# REQUIRED WORK
Repeat the entries below exactly as they appear, with no pictures.

---------------

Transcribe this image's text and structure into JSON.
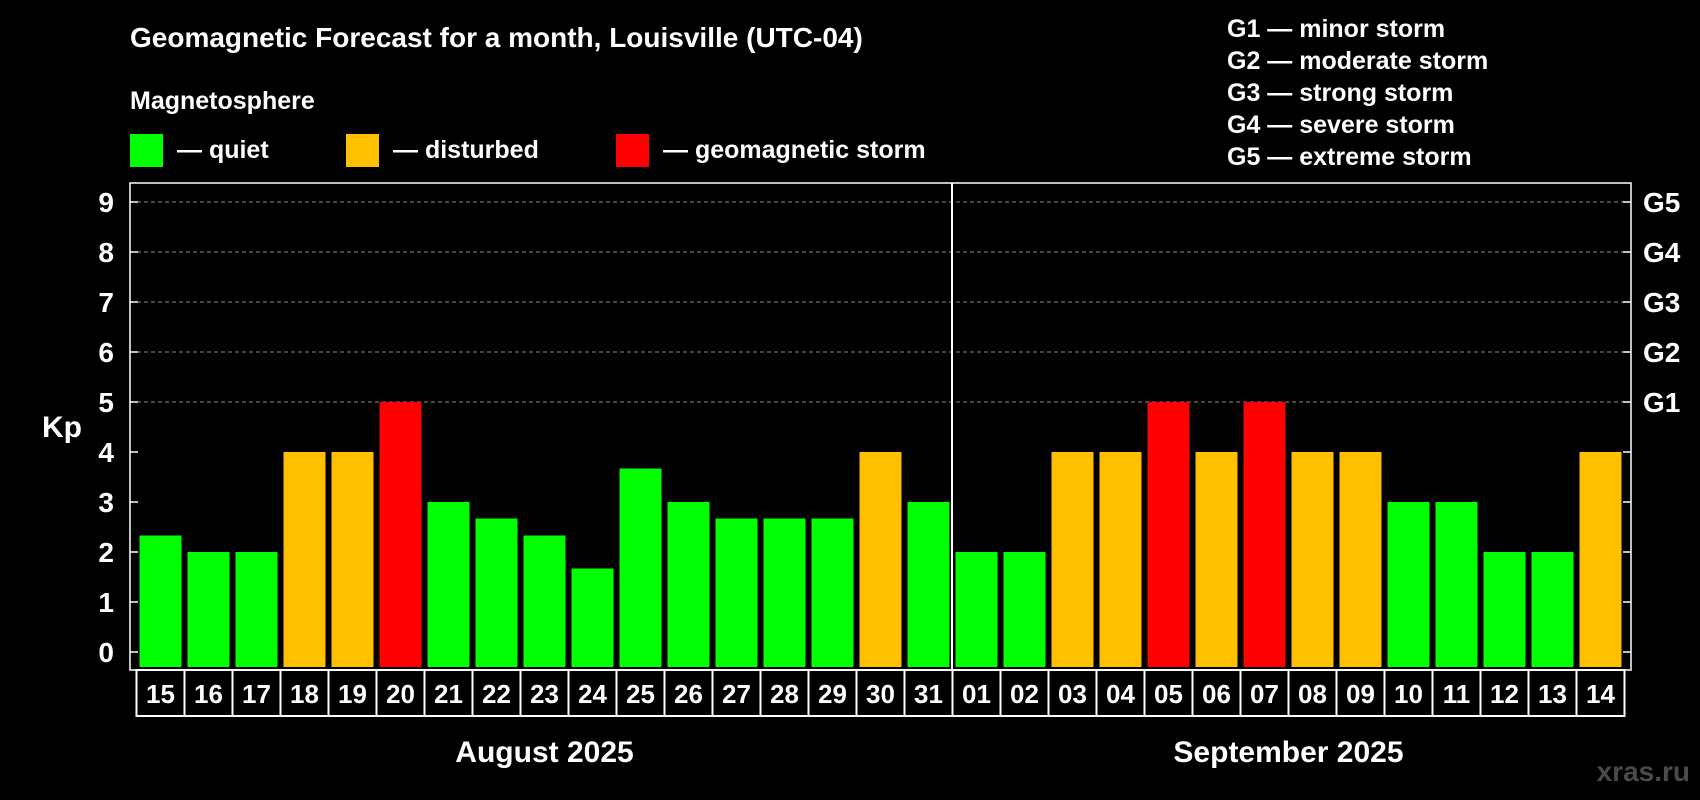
{
  "title": "Geomagnetic Forecast for a month, Louisville (UTC-04)",
  "legend": {
    "heading": "Magnetosphere",
    "items": [
      {
        "label": "— quiet",
        "color": "#00ff00"
      },
      {
        "label": "— disturbed",
        "color": "#ffc000"
      },
      {
        "label": "— geomagnetic storm",
        "color": "#ff0000"
      }
    ]
  },
  "storm_scale": [
    "G1 — minor storm",
    "G2 — moderate storm",
    "G3 — strong storm",
    "G4 — severe storm",
    "G5 — extreme storm"
  ],
  "watermark": "xras.ru",
  "chart_data": {
    "type": "bar",
    "ylabel": "Kp",
    "ylim": [
      0,
      9
    ],
    "yticks": [
      "0",
      "1",
      "2",
      "3",
      "4",
      "5",
      "6",
      "7",
      "8",
      "9"
    ],
    "right_axis_labels": [
      {
        "value": 5,
        "label": "G1"
      },
      {
        "value": 6,
        "label": "G2"
      },
      {
        "value": 7,
        "label": "G3"
      },
      {
        "value": 8,
        "label": "G4"
      },
      {
        "value": 9,
        "label": "G5"
      }
    ],
    "grid_lines_at": [
      5,
      6,
      7,
      8,
      9
    ],
    "months": [
      {
        "label": "August 2025",
        "first_index": 0,
        "last_index": 16
      },
      {
        "label": "September 2025",
        "first_index": 17,
        "last_index": 30
      }
    ],
    "month_divider_after_index": 16,
    "categories": [
      "15",
      "16",
      "17",
      "18",
      "19",
      "20",
      "21",
      "22",
      "23",
      "24",
      "25",
      "26",
      "27",
      "28",
      "29",
      "30",
      "31",
      "01",
      "02",
      "03",
      "04",
      "05",
      "06",
      "07",
      "08",
      "09",
      "10",
      "11",
      "12",
      "13",
      "14"
    ],
    "values": [
      2.33,
      2,
      2,
      4,
      4,
      5,
      3,
      2.67,
      2.33,
      1.67,
      3.67,
      3,
      2.67,
      2.67,
      2.67,
      4,
      3,
      2,
      2,
      4,
      4,
      5,
      4,
      5,
      4,
      4,
      3,
      3,
      2,
      2,
      4
    ],
    "status": [
      "quiet",
      "quiet",
      "quiet",
      "disturbed",
      "disturbed",
      "storm",
      "quiet",
      "quiet",
      "quiet",
      "quiet",
      "quiet",
      "quiet",
      "quiet",
      "quiet",
      "quiet",
      "disturbed",
      "quiet",
      "quiet",
      "quiet",
      "disturbed",
      "disturbed",
      "storm",
      "disturbed",
      "storm",
      "disturbed",
      "disturbed",
      "quiet",
      "quiet",
      "quiet",
      "quiet",
      "disturbed"
    ],
    "colors": {
      "quiet": "#00ff00",
      "disturbed": "#ffc000",
      "storm": "#ff0000"
    }
  }
}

---------------

# FINAL RESULT
Transcribe this image's text and structure into JSON.
{
  "title": "Geomagnetic Forecast for a month, Louisville (UTC-04)",
  "legend": {
    "heading": "Magnetosphere",
    "items": [
      {
        "label": "— quiet",
        "color": "#00ff00"
      },
      {
        "label": "— disturbed",
        "color": "#ffc000"
      },
      {
        "label": "— geomagnetic storm",
        "color": "#ff0000"
      }
    ]
  },
  "storm_scale": [
    "G1 — minor storm",
    "G2 — moderate storm",
    "G3 — strong storm",
    "G4 — severe storm",
    "G5 — extreme storm"
  ],
  "watermark": "xras.ru",
  "chart_data": {
    "type": "bar",
    "ylabel": "Kp",
    "ylim": [
      0,
      9
    ],
    "yticks": [
      "0",
      "1",
      "2",
      "3",
      "4",
      "5",
      "6",
      "7",
      "8",
      "9"
    ],
    "right_axis_labels": [
      {
        "value": 5,
        "label": "G1"
      },
      {
        "value": 6,
        "label": "G2"
      },
      {
        "value": 7,
        "label": "G3"
      },
      {
        "value": 8,
        "label": "G4"
      },
      {
        "value": 9,
        "label": "G5"
      }
    ],
    "grid_lines_at": [
      5,
      6,
      7,
      8,
      9
    ],
    "months": [
      {
        "label": "August 2025",
        "first_index": 0,
        "last_index": 16
      },
      {
        "label": "September 2025",
        "first_index": 17,
        "last_index": 30
      }
    ],
    "month_divider_after_index": 16,
    "categories": [
      "15",
      "16",
      "17",
      "18",
      "19",
      "20",
      "21",
      "22",
      "23",
      "24",
      "25",
      "26",
      "27",
      "28",
      "29",
      "30",
      "31",
      "01",
      "02",
      "03",
      "04",
      "05",
      "06",
      "07",
      "08",
      "09",
      "10",
      "11",
      "12",
      "13",
      "14"
    ],
    "values": [
      2.33,
      2,
      2,
      4,
      4,
      5,
      3,
      2.67,
      2.33,
      1.67,
      3.67,
      3,
      2.67,
      2.67,
      2.67,
      4,
      3,
      2,
      2,
      4,
      4,
      5,
      4,
      5,
      4,
      4,
      3,
      3,
      2,
      2,
      4
    ],
    "status": [
      "quiet",
      "quiet",
      "quiet",
      "disturbed",
      "disturbed",
      "storm",
      "quiet",
      "quiet",
      "quiet",
      "quiet",
      "quiet",
      "quiet",
      "quiet",
      "quiet",
      "quiet",
      "disturbed",
      "quiet",
      "quiet",
      "quiet",
      "disturbed",
      "disturbed",
      "storm",
      "disturbed",
      "storm",
      "disturbed",
      "disturbed",
      "quiet",
      "quiet",
      "quiet",
      "quiet",
      "disturbed"
    ],
    "colors": {
      "quiet": "#00ff00",
      "disturbed": "#ffc000",
      "storm": "#ff0000"
    }
  }
}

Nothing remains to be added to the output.